**Requirements**
Below are some records; retype all of them exactly.
═════ Dataset records
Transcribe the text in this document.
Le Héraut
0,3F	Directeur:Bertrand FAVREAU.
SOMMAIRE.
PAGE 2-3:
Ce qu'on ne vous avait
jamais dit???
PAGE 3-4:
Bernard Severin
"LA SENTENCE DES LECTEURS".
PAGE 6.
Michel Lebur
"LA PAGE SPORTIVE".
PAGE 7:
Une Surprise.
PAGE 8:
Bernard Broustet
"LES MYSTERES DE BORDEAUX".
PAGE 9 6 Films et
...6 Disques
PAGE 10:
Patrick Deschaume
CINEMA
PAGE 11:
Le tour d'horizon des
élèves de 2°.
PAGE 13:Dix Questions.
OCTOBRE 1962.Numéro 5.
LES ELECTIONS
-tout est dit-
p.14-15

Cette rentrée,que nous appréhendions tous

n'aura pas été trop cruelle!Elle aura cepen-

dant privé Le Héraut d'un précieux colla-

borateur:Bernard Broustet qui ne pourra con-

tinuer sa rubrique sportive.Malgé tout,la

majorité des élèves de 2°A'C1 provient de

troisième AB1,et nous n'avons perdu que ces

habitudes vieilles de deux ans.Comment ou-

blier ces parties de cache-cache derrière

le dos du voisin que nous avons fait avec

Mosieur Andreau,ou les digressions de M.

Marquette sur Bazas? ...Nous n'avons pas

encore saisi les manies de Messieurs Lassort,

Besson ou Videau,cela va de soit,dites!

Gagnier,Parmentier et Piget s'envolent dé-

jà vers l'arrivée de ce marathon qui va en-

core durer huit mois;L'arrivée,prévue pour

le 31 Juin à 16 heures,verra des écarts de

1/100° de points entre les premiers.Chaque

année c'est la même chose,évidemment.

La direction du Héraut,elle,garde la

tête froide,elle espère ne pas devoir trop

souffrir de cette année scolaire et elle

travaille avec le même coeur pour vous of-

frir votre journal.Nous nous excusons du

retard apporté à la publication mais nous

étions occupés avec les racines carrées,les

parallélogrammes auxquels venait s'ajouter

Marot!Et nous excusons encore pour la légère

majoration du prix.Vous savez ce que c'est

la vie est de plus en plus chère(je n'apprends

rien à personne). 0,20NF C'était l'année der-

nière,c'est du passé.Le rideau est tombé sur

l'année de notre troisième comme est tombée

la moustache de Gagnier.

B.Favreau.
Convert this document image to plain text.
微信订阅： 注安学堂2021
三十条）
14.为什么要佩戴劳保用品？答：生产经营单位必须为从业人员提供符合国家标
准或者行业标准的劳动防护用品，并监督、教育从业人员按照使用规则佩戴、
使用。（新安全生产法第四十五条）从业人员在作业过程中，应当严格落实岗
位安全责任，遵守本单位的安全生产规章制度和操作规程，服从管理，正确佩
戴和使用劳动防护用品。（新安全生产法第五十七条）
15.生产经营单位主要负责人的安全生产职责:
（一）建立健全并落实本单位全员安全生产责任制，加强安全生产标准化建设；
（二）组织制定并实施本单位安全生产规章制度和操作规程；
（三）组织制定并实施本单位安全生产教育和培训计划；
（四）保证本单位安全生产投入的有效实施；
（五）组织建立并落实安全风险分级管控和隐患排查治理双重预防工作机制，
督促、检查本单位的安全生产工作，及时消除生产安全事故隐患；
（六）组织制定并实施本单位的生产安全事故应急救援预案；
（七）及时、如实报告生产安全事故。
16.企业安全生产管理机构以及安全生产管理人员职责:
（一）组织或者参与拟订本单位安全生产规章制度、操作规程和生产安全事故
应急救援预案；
══════════
**The solution**
Transcribe the text in this document.
Le Héraut
0,3F	Directeur:Bertrand FAVREAU.
SOMMAIRE.
PAGE 2-3:
Ce qu'on ne vous avait
jamais dit???
PAGE 3-4:
Bernard Severin
"LA SENTENCE DES LECTEURS".
PAGE 6.
Michel Lebur
"LA PAGE SPORTIVE".
PAGE 7:
Une Surprise.
PAGE 8:
Bernard Broustet
"LES MYSTERES DE BORDEAUX".
PAGE 9 6 Films et
...6 Disques
PAGE 10:
Patrick Deschaume
CINEMA
PAGE 11:
Le tour d'horizon des
élèves de 2°.
PAGE 13:Dix Questions.
OCTOBRE 1962.Numéro 5.
LES ELECTIONS
-tout est dit-
p.14-15

Cette rentrée,que nous appréhendions tous

n'aura pas été trop cruelle!Elle aura cepen-

dant privé Le Héraut d'un précieux colla-

borateur:Bernard Broustet qui ne pourra con-

tinuer sa rubrique sportive.Malgé tout,la

majorité des élèves de 2°A'C1 provient de

troisième AB1,et nous n'avons perdu que ces

habitudes vieilles de deux ans.Comment ou-

blier ces parties de cache-cache derrière

le dos du voisin que nous avons fait avec

Mosieur Andreau,ou les digressions de M.

Marquette sur Bazas? ...Nous n'avons pas

encore saisi les manies de Messieurs Lassort,

Besson ou Videau,cela va de soit,dites!

Gagnier,Parmentier et Piget s'envolent dé-

jà vers l'arrivée de ce marathon qui va en-

core durer huit mois;L'arrivée,prévue pour

le 31 Juin à 16 heures,verra des écarts de

1/100° de points entre les premiers.Chaque

année c'est la même chose,évidemment.

La direction du Héraut,elle,garde la

tête froide,elle espère ne pas devoir trop

souffrir de cette année scolaire et elle

travaille avec le même coeur pour vous of-

frir votre journal.Nous nous excusons du

retard apporté à la publication mais nous

étions occupés avec les racines carrées,les

parallélogrammes auxquels venait s'ajouter

Marot!Et nous excusons encore pour la légère

majoration du prix.Vous savez ce que c'est

la vie est de plus en plus chère(je n'apprends

rien à personne). 0,20NF C'était l'année der-

nière,c'est du passé.Le rideau est tombé sur

l'année de notre troisième comme est tombée

la moustache de Gagnier.

B.Favreau.
Convert this document image to plain text.
微信订阅： 注安学堂2021
三十条）
14.为什么要佩戴劳保用品？答：生产经营单位必须为从业人员提供符合国家标
准或者行业标准的劳动防护用品，并监督、教育从业人员按照使用规则佩戴、
使用。（新安全生产法第四十五条）从业人员在作业过程中，应当严格落实岗
位安全责任，遵守本单位的安全生产规章制度和操作规程，服从管理，正确佩
戴和使用劳动防护用品。（新安全生产法第五十七条）
15.生产经营单位主要负责人的安全生产职责:
（一）建立健全并落实本单位全员安全生产责任制，加强安全生产标准化建设；
（二）组织制定并实施本单位安全生产规章制度和操作规程；
（三）组织制定并实施本单位安全生产教育和培训计划；
（四）保证本单位安全生产投入的有效实施；
（五）组织建立并落实安全风险分级管控和隐患排查治理双重预防工作机制，
督促、检查本单位的安全生产工作，及时消除生产安全事故隐患；
（六）组织制定并实施本单位的生产安全事故应急救援预案；
（七）及时、如实报告生产安全事故。
16.企业安全生产管理机构以及安全生产管理人员职责:
（一）组织或者参与拟订本单位安全生产规章制度、操作规程和生产安全事故
应急救援预案；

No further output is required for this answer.